▶ [MATERIAL TO PROCESS]:
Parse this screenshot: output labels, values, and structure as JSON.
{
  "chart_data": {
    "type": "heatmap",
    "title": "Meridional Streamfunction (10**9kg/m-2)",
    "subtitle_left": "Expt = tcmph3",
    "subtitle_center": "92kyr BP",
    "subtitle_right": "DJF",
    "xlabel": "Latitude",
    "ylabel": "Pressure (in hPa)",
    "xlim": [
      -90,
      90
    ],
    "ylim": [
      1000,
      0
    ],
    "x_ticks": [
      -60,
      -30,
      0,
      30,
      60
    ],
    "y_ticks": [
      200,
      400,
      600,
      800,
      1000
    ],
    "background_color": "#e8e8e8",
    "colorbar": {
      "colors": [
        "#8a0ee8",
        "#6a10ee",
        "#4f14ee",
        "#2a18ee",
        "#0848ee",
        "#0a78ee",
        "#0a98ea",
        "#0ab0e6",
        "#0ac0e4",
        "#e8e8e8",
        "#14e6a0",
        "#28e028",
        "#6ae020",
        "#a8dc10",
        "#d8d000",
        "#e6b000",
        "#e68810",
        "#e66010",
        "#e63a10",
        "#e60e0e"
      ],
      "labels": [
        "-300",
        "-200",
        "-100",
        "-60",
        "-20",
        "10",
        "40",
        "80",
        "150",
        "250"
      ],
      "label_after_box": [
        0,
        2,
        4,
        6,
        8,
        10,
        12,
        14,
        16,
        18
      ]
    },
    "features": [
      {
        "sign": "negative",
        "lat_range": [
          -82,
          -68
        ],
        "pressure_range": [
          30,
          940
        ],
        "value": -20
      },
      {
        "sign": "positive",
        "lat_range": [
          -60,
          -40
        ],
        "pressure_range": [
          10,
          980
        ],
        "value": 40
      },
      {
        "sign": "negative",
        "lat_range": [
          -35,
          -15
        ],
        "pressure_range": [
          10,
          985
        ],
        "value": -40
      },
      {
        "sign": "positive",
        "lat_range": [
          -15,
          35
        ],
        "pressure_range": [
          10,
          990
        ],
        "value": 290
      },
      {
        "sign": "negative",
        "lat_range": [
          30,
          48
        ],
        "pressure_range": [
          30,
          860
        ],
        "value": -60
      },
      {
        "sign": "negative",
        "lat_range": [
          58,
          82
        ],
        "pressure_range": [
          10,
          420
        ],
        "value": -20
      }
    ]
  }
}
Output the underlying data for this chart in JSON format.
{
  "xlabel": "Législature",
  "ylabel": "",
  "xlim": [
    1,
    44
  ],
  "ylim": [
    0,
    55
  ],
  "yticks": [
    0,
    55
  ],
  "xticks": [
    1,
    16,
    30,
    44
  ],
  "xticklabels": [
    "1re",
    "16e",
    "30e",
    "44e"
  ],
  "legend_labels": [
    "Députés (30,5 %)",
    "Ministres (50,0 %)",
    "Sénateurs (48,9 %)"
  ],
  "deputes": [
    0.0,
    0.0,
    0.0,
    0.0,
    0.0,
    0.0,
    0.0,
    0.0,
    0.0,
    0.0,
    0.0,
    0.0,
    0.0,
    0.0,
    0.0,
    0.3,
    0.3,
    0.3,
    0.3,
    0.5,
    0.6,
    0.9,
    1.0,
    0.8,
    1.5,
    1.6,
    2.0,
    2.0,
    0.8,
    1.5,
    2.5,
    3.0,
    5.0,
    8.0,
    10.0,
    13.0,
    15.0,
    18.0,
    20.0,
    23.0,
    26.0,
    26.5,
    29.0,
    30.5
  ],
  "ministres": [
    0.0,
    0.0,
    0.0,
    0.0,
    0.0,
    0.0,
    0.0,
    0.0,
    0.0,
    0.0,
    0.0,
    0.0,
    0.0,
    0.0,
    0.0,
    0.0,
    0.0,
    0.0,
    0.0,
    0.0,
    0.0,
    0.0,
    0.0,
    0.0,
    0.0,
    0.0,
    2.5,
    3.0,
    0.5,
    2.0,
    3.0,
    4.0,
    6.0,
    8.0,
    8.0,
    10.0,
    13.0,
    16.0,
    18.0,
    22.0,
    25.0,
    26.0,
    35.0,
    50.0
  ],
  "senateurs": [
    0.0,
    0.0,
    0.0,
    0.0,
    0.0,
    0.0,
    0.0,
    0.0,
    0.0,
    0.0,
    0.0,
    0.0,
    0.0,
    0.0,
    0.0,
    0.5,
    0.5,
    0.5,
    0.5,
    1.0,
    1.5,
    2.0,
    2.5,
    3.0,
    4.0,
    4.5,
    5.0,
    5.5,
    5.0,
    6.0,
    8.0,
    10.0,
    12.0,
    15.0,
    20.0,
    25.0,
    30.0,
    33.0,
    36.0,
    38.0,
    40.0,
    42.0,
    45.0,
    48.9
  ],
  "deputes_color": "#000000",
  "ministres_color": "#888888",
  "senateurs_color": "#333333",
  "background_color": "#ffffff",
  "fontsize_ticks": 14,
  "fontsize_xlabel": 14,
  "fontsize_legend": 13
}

▶ [DIRECTIONS FOR THIS TASK]: Copy every record exactly as presented.

▶ [COMPLETED EXERCISE]:
Parse this screenshot: output labels, values, and structure as JSON.
{
  "chart_data": {
    "type": "heatmap",
    "title": "Meridional Streamfunction (10**9kg/m-2)",
    "subtitle_left": "Expt = tcmph3",
    "subtitle_center": "92kyr BP",
    "subtitle_right": "DJF",
    "xlabel": "Latitude",
    "ylabel": "Pressure (in hPa)",
    "xlim": [
      -90,
      90
    ],
    "ylim": [
      1000,
      0
    ],
    "x_ticks": [
      -60,
      -30,
      0,
      30,
      60
    ],
    "y_ticks": [
      200,
      400,
      600,
      800,
      1000
    ],
    "background_color": "#e8e8e8",
    "colorbar": {
      "colors": [
        "#8a0ee8",
        "#6a10ee",
        "#4f14ee",
        "#2a18ee",
        "#0848ee",
        "#0a78ee",
        "#0a98ea",
        "#0ab0e6",
        "#0ac0e4",
        "#e8e8e8",
        "#14e6a0",
        "#28e028",
        "#6ae020",
        "#a8dc10",
        "#d8d000",
        "#e6b000",
        "#e68810",
        "#e66010",
        "#e63a10",
        "#e60e0e"
      ],
      "labels": [
        "-300",
        "-200",
        "-100",
        "-60",
        "-20",
        "10",
        "40",
        "80",
        "150",
        "250"
      ],
      "label_after_box": [
        0,
        2,
        4,
        6,
        8,
        10,
        12,
        14,
        16,
        18
      ]
    },
    "features": [
      {
        "sign": "negative",
        "lat_range": [
          -82,
          -68
        ],
        "pressure_range": [
          30,
          940
        ],
        "value": -20
      },
      {
        "sign": "positive",
        "lat_range": [
          -60,
          -40
        ],
        "pressure_range": [
          10,
          980
        ],
        "value": 40
      },
      {
        "sign": "negative",
        "lat_range": [
          -35,
          -15
        ],
        "pressure_range": [
          10,
          985
        ],
        "value": -40
      },
      {
        "sign": "positive",
        "lat_range": [
          -15,
          35
        ],
        "pressure_range": [
          10,
          990
        ],
        "value": 290
      },
      {
        "sign": "negative",
        "lat_range": [
          30,
          48
        ],
        "pressure_range": [
          30,
          860
        ],
        "value": -60
      },
      {
        "sign": "negative",
        "lat_range": [
          58,
          82
        ],
        "pressure_range": [
          10,
          420
        ],
        "value": -20
      }
    ]
  }
}
Output the underlying data for this chart in JSON format.
{
  "xlabel": "Législature",
  "ylabel": "",
  "xlim": [
    1,
    44
  ],
  "ylim": [
    0,
    55
  ],
  "yticks": [
    0,
    55
  ],
  "xticks": [
    1,
    16,
    30,
    44
  ],
  "xticklabels": [
    "1re",
    "16e",
    "30e",
    "44e"
  ],
  "legend_labels": [
    "Députés (30,5 %)",
    "Ministres (50,0 %)",
    "Sénateurs (48,9 %)"
  ],
  "deputes": [
    0.0,
    0.0,
    0.0,
    0.0,
    0.0,
    0.0,
    0.0,
    0.0,
    0.0,
    0.0,
    0.0,
    0.0,
    0.0,
    0.0,
    0.0,
    0.3,
    0.3,
    0.3,
    0.3,
    0.5,
    0.6,
    0.9,
    1.0,
    0.8,
    1.5,
    1.6,
    2.0,
    2.0,
    0.8,
    1.5,
    2.5,
    3.0,
    5.0,
    8.0,
    10.0,
    13.0,
    15.0,
    18.0,
    20.0,
    23.0,
    26.0,
    26.5,
    29.0,
    30.5
  ],
  "ministres": [
    0.0,
    0.0,
    0.0,
    0.0,
    0.0,
    0.0,
    0.0,
    0.0,
    0.0,
    0.0,
    0.0,
    0.0,
    0.0,
    0.0,
    0.0,
    0.0,
    0.0,
    0.0,
    0.0,
    0.0,
    0.0,
    0.0,
    0.0,
    0.0,
    0.0,
    0.0,
    2.5,
    3.0,
    0.5,
    2.0,
    3.0,
    4.0,
    6.0,
    8.0,
    8.0,
    10.0,
    13.0,
    16.0,
    18.0,
    22.0,
    25.0,
    26.0,
    35.0,
    50.0
  ],
  "senateurs": [
    0.0,
    0.0,
    0.0,
    0.0,
    0.0,
    0.0,
    0.0,
    0.0,
    0.0,
    0.0,
    0.0,
    0.0,
    0.0,
    0.0,
    0.0,
    0.5,
    0.5,
    0.5,
    0.5,
    1.0,
    1.5,
    2.0,
    2.5,
    3.0,
    4.0,
    4.5,
    5.0,
    5.5,
    5.0,
    6.0,
    8.0,
    10.0,
    12.0,
    15.0,
    20.0,
    25.0,
    30.0,
    33.0,
    36.0,
    38.0,
    40.0,
    42.0,
    45.0,
    48.9
  ],
  "deputes_color": "#000000",
  "ministres_color": "#888888",
  "senateurs_color": "#333333",
  "background_color": "#ffffff",
  "fontsize_ticks": 14,
  "fontsize_xlabel": 14,
  "fontsize_legend": 13
}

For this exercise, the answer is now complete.